◆ Directive: Work out how many lines in the entries contain the string "Religionsbücher", and give nothing but that number.

[Stored records]
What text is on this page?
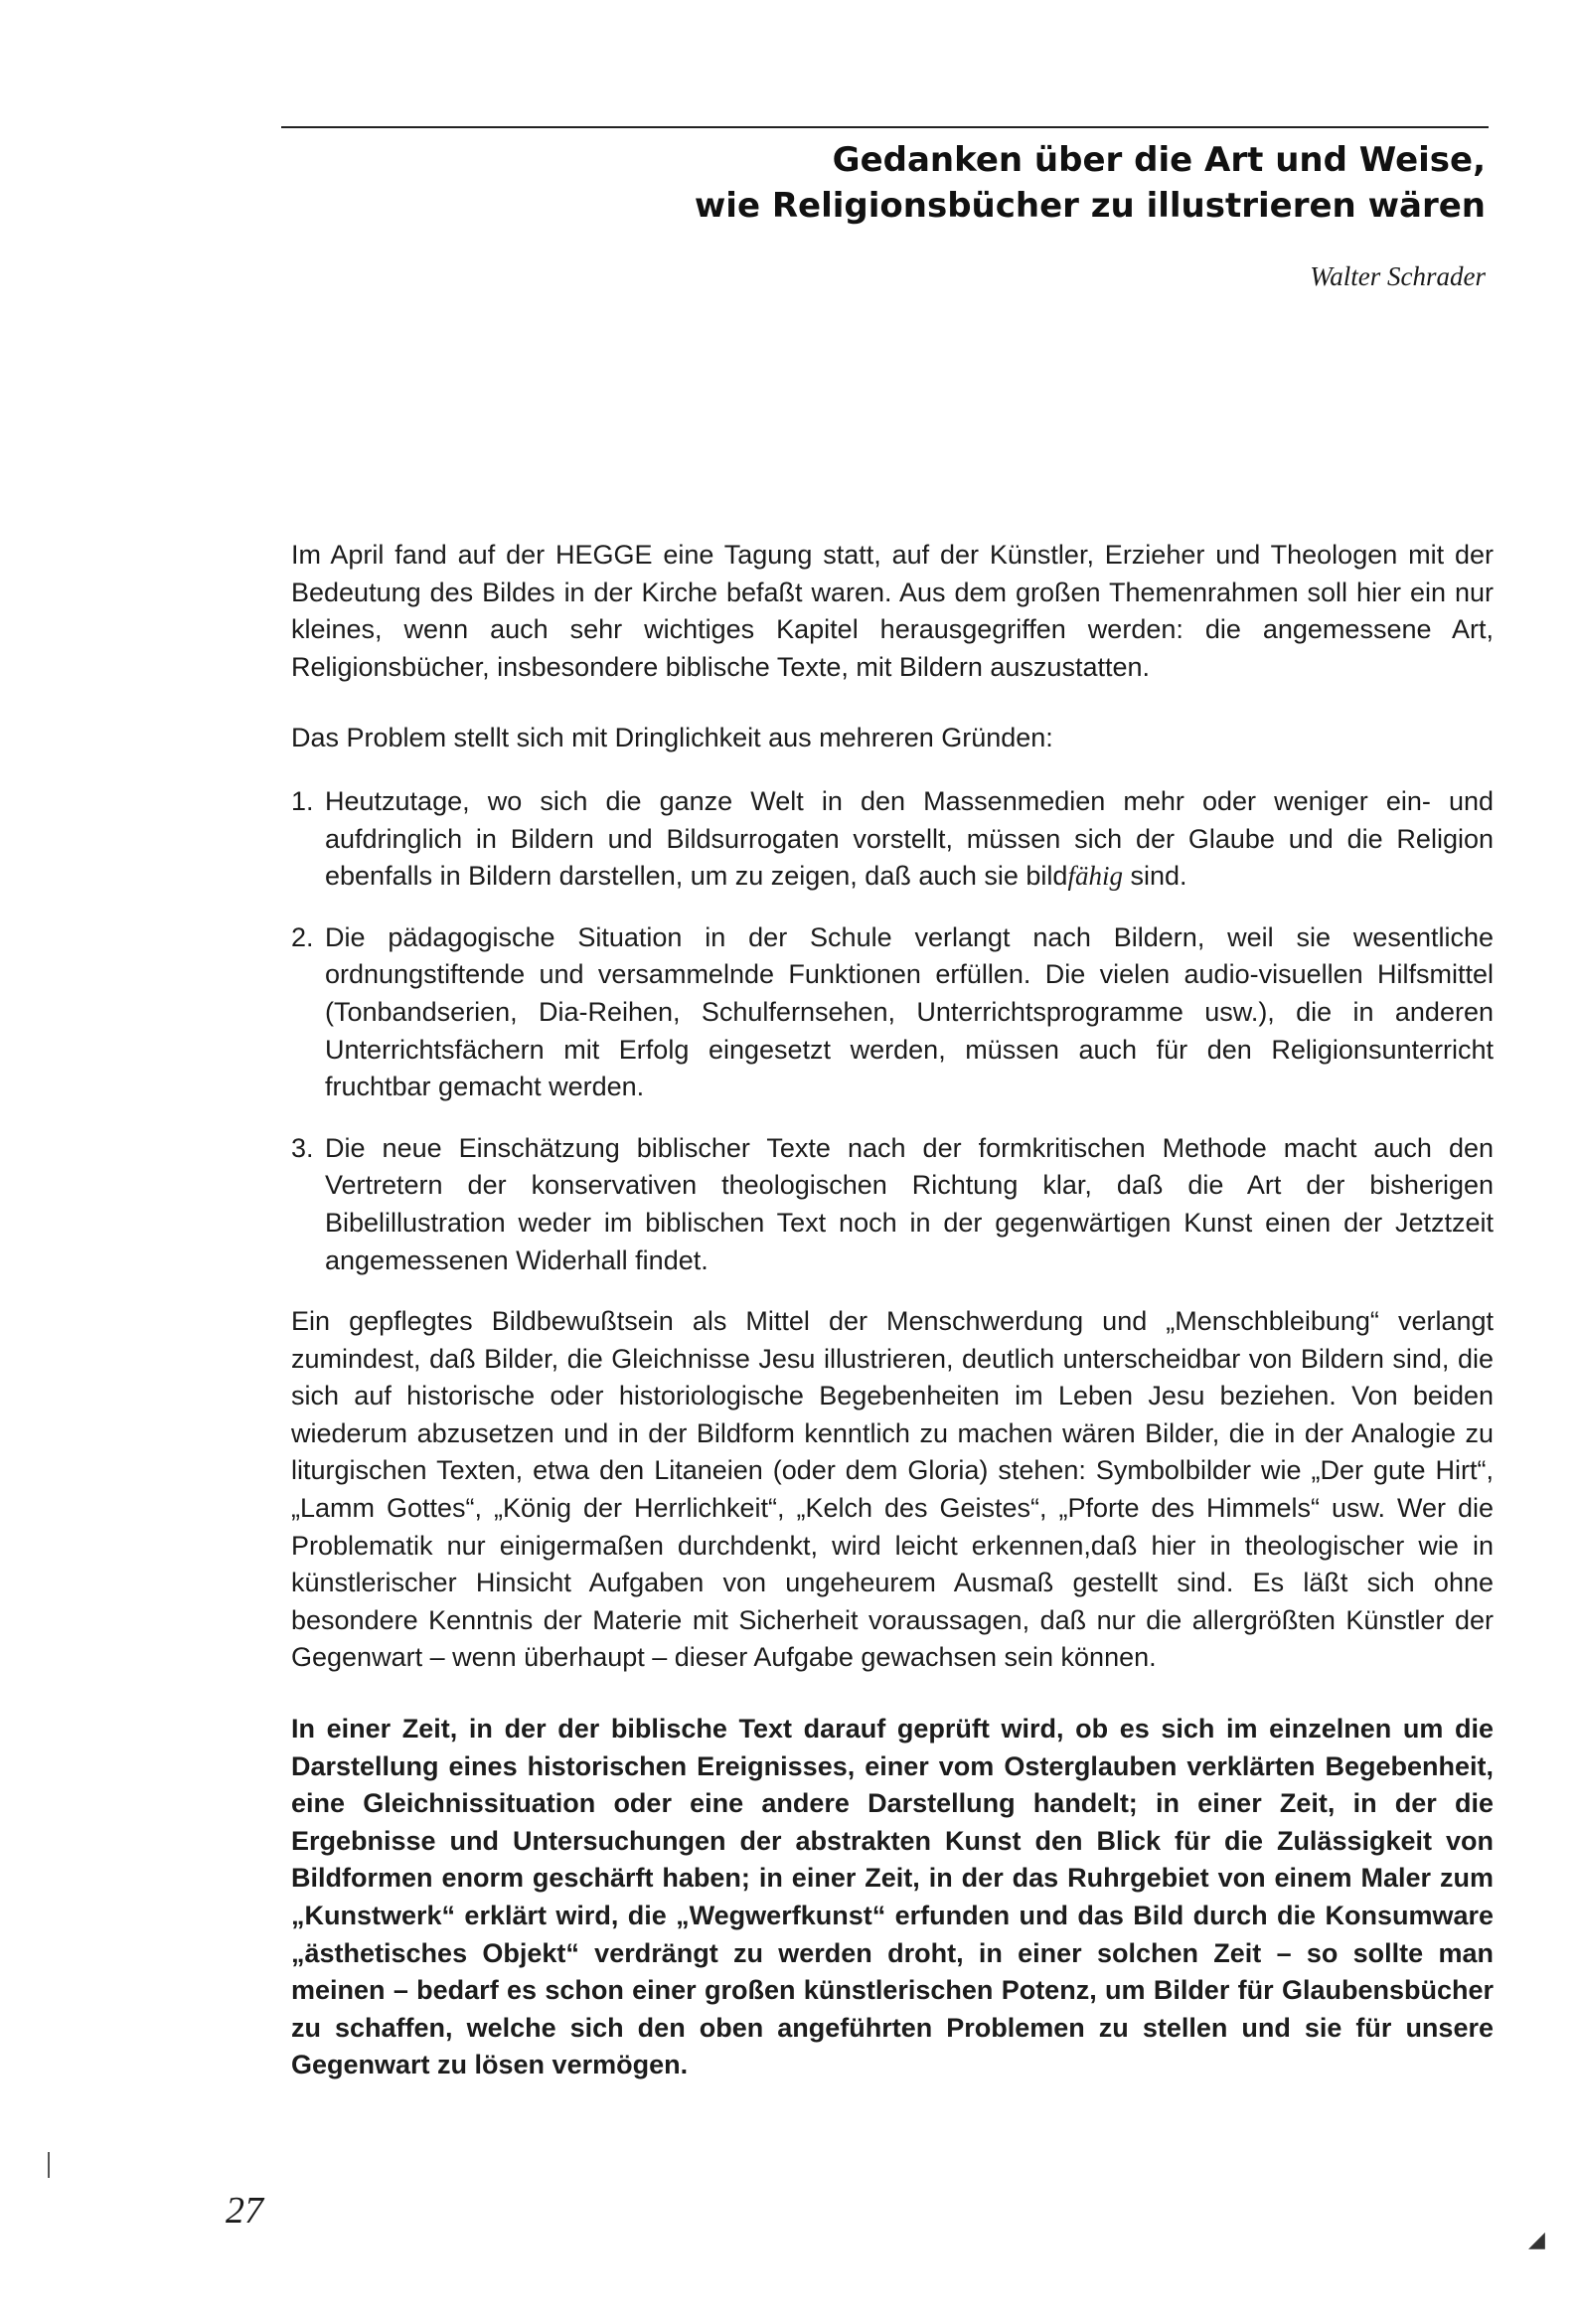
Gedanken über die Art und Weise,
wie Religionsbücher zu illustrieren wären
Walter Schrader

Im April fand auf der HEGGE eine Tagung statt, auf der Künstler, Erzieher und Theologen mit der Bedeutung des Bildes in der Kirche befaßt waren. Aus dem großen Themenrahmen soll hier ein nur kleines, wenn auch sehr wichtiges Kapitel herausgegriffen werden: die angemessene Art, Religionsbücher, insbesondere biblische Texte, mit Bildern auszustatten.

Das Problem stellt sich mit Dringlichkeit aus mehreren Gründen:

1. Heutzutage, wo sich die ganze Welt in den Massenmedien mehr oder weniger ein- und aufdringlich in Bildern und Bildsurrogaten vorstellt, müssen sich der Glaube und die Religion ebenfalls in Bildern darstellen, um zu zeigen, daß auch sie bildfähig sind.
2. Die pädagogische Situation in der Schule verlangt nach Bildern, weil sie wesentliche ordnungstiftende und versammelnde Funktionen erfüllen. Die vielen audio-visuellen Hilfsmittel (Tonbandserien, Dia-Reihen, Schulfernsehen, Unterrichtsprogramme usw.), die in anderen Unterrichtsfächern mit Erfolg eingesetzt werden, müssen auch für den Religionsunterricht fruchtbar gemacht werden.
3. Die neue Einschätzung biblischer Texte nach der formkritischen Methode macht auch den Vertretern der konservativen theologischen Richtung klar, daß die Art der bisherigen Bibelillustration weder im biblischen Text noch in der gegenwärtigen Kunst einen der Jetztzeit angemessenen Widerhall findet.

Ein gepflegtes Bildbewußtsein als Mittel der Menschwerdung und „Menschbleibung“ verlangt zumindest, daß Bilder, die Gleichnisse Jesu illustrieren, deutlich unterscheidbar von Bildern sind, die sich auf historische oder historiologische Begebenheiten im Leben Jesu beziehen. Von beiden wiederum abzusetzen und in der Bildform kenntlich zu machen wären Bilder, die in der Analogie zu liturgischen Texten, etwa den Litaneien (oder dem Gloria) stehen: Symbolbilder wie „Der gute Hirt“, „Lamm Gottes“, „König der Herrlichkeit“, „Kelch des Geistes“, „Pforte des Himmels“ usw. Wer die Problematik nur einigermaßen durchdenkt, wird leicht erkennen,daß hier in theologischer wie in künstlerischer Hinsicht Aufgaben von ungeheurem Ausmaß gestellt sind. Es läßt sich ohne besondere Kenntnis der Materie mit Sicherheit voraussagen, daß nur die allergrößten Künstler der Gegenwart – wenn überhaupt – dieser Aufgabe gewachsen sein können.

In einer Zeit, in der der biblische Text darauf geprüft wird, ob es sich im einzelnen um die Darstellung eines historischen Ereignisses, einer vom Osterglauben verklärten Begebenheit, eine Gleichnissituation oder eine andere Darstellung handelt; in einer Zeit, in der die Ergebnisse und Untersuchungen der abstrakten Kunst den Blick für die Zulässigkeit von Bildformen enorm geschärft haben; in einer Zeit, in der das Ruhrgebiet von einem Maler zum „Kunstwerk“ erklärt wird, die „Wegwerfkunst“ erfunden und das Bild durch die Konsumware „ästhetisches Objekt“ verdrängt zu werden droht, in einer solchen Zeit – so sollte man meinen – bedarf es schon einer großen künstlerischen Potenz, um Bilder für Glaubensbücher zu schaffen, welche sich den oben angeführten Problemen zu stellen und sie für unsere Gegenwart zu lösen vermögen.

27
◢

◆ Correct result: 2